- [Exercise goal]: Extract the whole listing as it stands. Do not include the pictures.

——

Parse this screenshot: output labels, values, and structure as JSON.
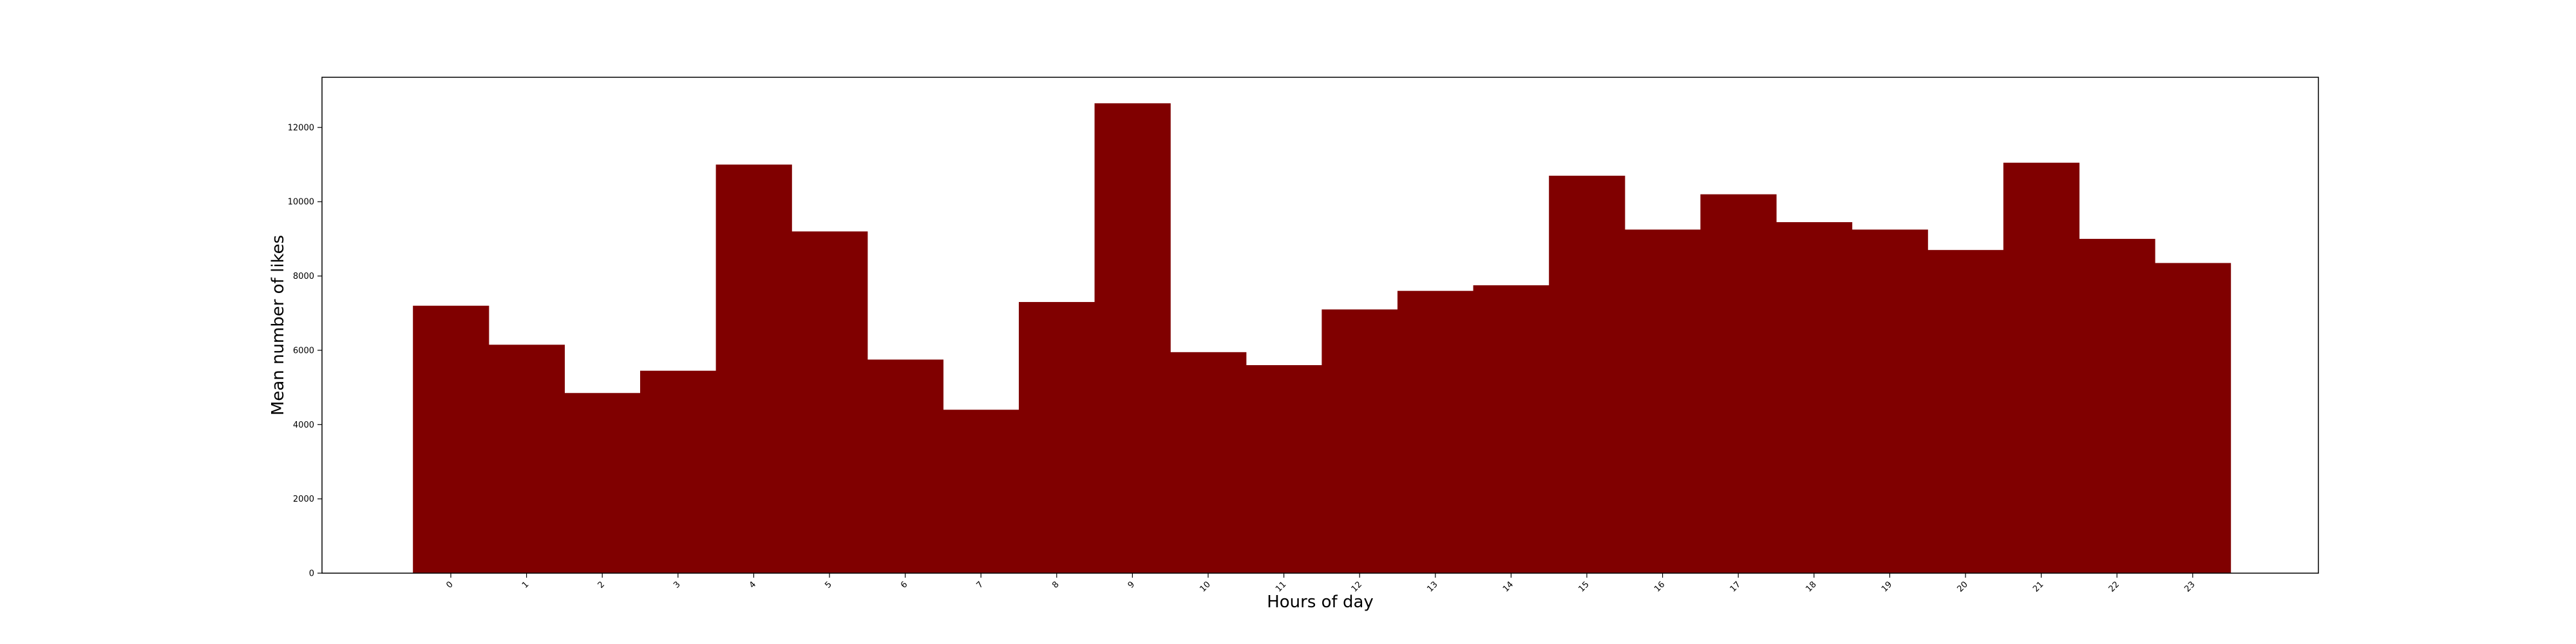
{
  "chart_data": {
    "type": "bar",
    "xlabel": "Hours of day",
    "ylabel": "Mean number of likes",
    "categories": [
      "0",
      "1",
      "2",
      "3",
      "4",
      "5",
      "6",
      "7",
      "8",
      "9",
      "10",
      "11",
      "12",
      "13",
      "14",
      "15",
      "16",
      "17",
      "18",
      "19",
      "20",
      "21",
      "22",
      "23"
    ],
    "values": [
      7200,
      6150,
      4850,
      5450,
      11000,
      9200,
      5750,
      4400,
      7300,
      12650,
      5950,
      5600,
      7100,
      7600,
      7750,
      10700,
      9250,
      10200,
      9450,
      9250,
      8700,
      11050,
      9000,
      8350
    ],
    "ylim": [
      0,
      13350
    ],
    "yticks": [
      0,
      2000,
      4000,
      6000,
      8000,
      10000,
      12000
    ],
    "ytick_labels": [
      "0",
      "2000",
      "4000",
      "6000",
      "8000",
      "10000",
      "12000"
    ],
    "bar_color": "#800000",
    "grid": false,
    "legend": "none"
  }
}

——

- [Finished exercise]:
Parse this screenshot: output labels, values, and structure as JSON.
{
  "chart_data": {
    "type": "bar",
    "xlabel": "Hours of day",
    "ylabel": "Mean number of likes",
    "categories": [
      "0",
      "1",
      "2",
      "3",
      "4",
      "5",
      "6",
      "7",
      "8",
      "9",
      "10",
      "11",
      "12",
      "13",
      "14",
      "15",
      "16",
      "17",
      "18",
      "19",
      "20",
      "21",
      "22",
      "23"
    ],
    "values": [
      7200,
      6150,
      4850,
      5450,
      11000,
      9200,
      5750,
      4400,
      7300,
      12650,
      5950,
      5600,
      7100,
      7600,
      7750,
      10700,
      9250,
      10200,
      9450,
      9250,
      8700,
      11050,
      9000,
      8350
    ],
    "ylim": [
      0,
      13350
    ],
    "yticks": [
      0,
      2000,
      4000,
      6000,
      8000,
      10000,
      12000
    ],
    "ytick_labels": [
      "0",
      "2000",
      "4000",
      "6000",
      "8000",
      "10000",
      "12000"
    ],
    "bar_color": "#800000",
    "grid": false,
    "legend": "none"
  }
}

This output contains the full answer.